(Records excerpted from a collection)
* * * * * * * * *

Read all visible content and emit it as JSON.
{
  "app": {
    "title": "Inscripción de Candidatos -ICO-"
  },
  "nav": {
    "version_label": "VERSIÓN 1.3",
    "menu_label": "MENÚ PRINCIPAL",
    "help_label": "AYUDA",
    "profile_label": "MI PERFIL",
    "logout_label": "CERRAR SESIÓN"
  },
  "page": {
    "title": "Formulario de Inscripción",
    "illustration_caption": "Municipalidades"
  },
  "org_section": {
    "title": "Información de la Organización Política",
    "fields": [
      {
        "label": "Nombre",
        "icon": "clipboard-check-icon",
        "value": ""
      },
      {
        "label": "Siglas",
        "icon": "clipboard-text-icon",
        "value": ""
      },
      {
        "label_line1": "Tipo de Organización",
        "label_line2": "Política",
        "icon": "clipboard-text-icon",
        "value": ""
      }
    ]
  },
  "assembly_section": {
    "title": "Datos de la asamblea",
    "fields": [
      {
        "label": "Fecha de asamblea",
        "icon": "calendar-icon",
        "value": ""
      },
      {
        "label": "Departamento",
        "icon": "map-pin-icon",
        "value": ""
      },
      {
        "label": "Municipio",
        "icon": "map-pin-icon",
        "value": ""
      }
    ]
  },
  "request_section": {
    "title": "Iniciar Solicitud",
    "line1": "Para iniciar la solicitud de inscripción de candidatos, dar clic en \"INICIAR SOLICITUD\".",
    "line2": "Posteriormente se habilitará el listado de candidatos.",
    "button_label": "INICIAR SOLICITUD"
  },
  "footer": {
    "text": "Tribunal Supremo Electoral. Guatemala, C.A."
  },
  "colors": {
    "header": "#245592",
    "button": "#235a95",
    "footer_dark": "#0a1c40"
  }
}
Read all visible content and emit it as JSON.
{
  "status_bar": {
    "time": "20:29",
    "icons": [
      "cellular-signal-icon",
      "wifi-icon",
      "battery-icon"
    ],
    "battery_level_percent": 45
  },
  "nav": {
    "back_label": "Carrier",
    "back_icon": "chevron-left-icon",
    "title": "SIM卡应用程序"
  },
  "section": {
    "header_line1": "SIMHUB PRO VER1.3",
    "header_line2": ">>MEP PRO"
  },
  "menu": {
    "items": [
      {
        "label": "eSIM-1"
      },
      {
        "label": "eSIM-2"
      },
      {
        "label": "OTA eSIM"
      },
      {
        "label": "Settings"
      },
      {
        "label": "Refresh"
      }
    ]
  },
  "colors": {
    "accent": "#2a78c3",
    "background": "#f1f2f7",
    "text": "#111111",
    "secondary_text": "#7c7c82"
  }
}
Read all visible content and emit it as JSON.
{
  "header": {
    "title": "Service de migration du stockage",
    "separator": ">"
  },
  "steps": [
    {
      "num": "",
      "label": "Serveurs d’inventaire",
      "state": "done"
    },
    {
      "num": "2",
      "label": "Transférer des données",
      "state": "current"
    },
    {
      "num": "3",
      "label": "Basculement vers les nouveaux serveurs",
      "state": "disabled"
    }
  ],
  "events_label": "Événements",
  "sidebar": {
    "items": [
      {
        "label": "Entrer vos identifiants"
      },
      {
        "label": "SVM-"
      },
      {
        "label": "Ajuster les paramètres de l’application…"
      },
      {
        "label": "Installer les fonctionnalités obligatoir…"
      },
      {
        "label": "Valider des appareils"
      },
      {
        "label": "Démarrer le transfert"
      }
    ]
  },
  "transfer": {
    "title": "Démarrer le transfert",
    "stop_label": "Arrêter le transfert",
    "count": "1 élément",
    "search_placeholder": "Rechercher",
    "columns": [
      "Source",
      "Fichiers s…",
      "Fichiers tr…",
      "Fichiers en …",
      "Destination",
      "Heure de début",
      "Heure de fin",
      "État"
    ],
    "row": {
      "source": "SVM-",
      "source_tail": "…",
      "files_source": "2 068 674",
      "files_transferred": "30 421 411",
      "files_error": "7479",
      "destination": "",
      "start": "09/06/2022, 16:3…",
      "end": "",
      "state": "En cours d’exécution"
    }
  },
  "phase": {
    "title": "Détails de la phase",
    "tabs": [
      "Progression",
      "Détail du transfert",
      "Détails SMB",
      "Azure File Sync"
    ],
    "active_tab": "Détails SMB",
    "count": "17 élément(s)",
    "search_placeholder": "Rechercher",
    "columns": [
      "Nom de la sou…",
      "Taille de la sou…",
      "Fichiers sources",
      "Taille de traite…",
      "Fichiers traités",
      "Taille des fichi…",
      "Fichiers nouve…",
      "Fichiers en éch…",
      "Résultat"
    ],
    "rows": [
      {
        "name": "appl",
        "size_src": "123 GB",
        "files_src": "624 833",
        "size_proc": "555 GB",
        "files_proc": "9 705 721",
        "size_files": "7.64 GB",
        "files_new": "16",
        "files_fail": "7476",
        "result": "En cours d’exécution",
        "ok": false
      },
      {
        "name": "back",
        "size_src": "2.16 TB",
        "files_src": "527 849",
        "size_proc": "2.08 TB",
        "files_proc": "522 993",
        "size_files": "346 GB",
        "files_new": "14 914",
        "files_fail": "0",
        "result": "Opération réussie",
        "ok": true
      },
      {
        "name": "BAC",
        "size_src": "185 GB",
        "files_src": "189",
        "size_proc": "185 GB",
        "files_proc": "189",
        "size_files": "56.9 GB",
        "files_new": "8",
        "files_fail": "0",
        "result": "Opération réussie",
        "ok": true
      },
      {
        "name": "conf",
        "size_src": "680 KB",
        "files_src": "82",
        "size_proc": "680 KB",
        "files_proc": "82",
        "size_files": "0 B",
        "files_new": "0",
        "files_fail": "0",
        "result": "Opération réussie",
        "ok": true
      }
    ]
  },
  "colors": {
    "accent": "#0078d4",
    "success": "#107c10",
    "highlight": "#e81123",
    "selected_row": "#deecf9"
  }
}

* * * * * * * * *

Reproduce the listing shown above in its entirety, exactly.

Read all visible content and emit it as JSON.
{
  "app": {
    "title": "Inscripción de Candidatos -ICO-"
  },
  "nav": {
    "version_label": "VERSIÓN 1.3",
    "menu_label": "MENÚ PRINCIPAL",
    "help_label": "AYUDA",
    "profile_label": "MI PERFIL",
    "logout_label": "CERRAR SESIÓN"
  },
  "page": {
    "title": "Formulario de Inscripción",
    "illustration_caption": "Municipalidades"
  },
  "org_section": {
    "title": "Información de la Organización Política",
    "fields": [
      {
        "label": "Nombre",
        "icon": "clipboard-check-icon",
        "value": ""
      },
      {
        "label": "Siglas",
        "icon": "clipboard-text-icon",
        "value": ""
      },
      {
        "label_line1": "Tipo de Organización",
        "label_line2": "Política",
        "icon": "clipboard-text-icon",
        "value": ""
      }
    ]
  },
  "assembly_section": {
    "title": "Datos de la asamblea",
    "fields": [
      {
        "label": "Fecha de asamblea",
        "icon": "calendar-icon",
        "value": ""
      },
      {
        "label": "Departamento",
        "icon": "map-pin-icon",
        "value": ""
      },
      {
        "label": "Municipio",
        "icon": "map-pin-icon",
        "value": ""
      }
    ]
  },
  "request_section": {
    "title": "Iniciar Solicitud",
    "line1": "Para iniciar la solicitud de inscripción de candidatos, dar clic en \"INICIAR SOLICITUD\".",
    "line2": "Posteriormente se habilitará el listado de candidatos.",
    "button_label": "INICIAR SOLICITUD"
  },
  "footer": {
    "text": "Tribunal Supremo Electoral. Guatemala, C.A."
  },
  "colors": {
    "header": "#245592",
    "button": "#235a95",
    "footer_dark": "#0a1c40"
  }
}
Read all visible content and emit it as JSON.
{
  "status_bar": {
    "time": "20:29",
    "icons": [
      "cellular-signal-icon",
      "wifi-icon",
      "battery-icon"
    ],
    "battery_level_percent": 45
  },
  "nav": {
    "back_label": "Carrier",
    "back_icon": "chevron-left-icon",
    "title": "SIM卡应用程序"
  },
  "section": {
    "header_line1": "SIMHUB PRO VER1.3",
    "header_line2": ">>MEP PRO"
  },
  "menu": {
    "items": [
      {
        "label": "eSIM-1"
      },
      {
        "label": "eSIM-2"
      },
      {
        "label": "OTA eSIM"
      },
      {
        "label": "Settings"
      },
      {
        "label": "Refresh"
      }
    ]
  },
  "colors": {
    "accent": "#2a78c3",
    "background": "#f1f2f7",
    "text": "#111111",
    "secondary_text": "#7c7c82"
  }
}
Read all visible content and emit it as JSON.
{
  "header": {
    "title": "Service de migration du stockage",
    "separator": ">"
  },
  "steps": [
    {
      "num": "",
      "label": "Serveurs d’inventaire",
      "state": "done"
    },
    {
      "num": "2",
      "label": "Transférer des données",
      "state": "current"
    },
    {
      "num": "3",
      "label": "Basculement vers les nouveaux serveurs",
      "state": "disabled"
    }
  ],
  "events_label": "Événements",
  "sidebar": {
    "items": [
      {
        "label": "Entrer vos identifiants"
      },
      {
        "label": "SVM-"
      },
      {
        "label": "Ajuster les paramètres de l’application…"
      },
      {
        "label": "Installer les fonctionnalités obligatoir…"
      },
      {
        "label": "Valider des appareils"
      },
      {
        "label": "Démarrer le transfert"
      }
    ]
  },
  "transfer": {
    "title": "Démarrer le transfert",
    "stop_label": "Arrêter le transfert",
    "count": "1 élément",
    "search_placeholder": "Rechercher",
    "columns": [
      "Source",
      "Fichiers s…",
      "Fichiers tr…",
      "Fichiers en …",
      "Destination",
      "Heure de début",
      "Heure de fin",
      "État"
    ],
    "row": {
      "source": "SVM-",
      "source_tail": "…",
      "files_source": "2 068 674",
      "files_transferred": "30 421 411",
      "files_error": "7479",
      "destination": "",
      "start": "09/06/2022, 16:3…",
      "end": "",
      "state": "En cours d’exécution"
    }
  },
  "phase": {
    "title": "Détails de la phase",
    "tabs": [
      "Progression",
      "Détail du transfert",
      "Détails SMB",
      "Azure File Sync"
    ],
    "active_tab": "Détails SMB",
    "count": "17 élément(s)",
    "search_placeholder": "Rechercher",
    "columns": [
      "Nom de la sou…",
      "Taille de la sou…",
      "Fichiers sources",
      "Taille de traite…",
      "Fichiers traités",
      "Taille des fichi…",
      "Fichiers nouve…",
      "Fichiers en éch…",
      "Résultat"
    ],
    "rows": [
      {
        "name": "appl",
        "size_src": "123 GB",
        "files_src": "624 833",
        "size_proc": "555 GB",
        "files_proc": "9 705 721",
        "size_files": "7.64 GB",
        "files_new": "16",
        "files_fail": "7476",
        "result": "En cours d’exécution",
        "ok": false
      },
      {
        "name": "back",
        "size_src": "2.16 TB",
        "files_src": "527 849",
        "size_proc": "2.08 TB",
        "files_proc": "522 993",
        "size_files": "346 GB",
        "files_new": "14 914",
        "files_fail": "0",
        "result": "Opération réussie",
        "ok": true
      },
      {
        "name": "BAC",
        "size_src": "185 GB",
        "files_src": "189",
        "size_proc": "185 GB",
        "files_proc": "189",
        "size_files": "56.9 GB",
        "files_new": "8",
        "files_fail": "0",
        "result": "Opération réussie",
        "ok": true
      },
      {
        "name": "conf",
        "size_src": "680 KB",
        "files_src": "82",
        "size_proc": "680 KB",
        "files_proc": "82",
        "size_files": "0 B",
        "files_new": "0",
        "files_fail": "0",
        "result": "Opération réussie",
        "ok": true
      }
    ]
  },
  "colors": {
    "accent": "#0078d4",
    "success": "#107c10",
    "highlight": "#e81123",
    "selected_row": "#deecf9"
  }
}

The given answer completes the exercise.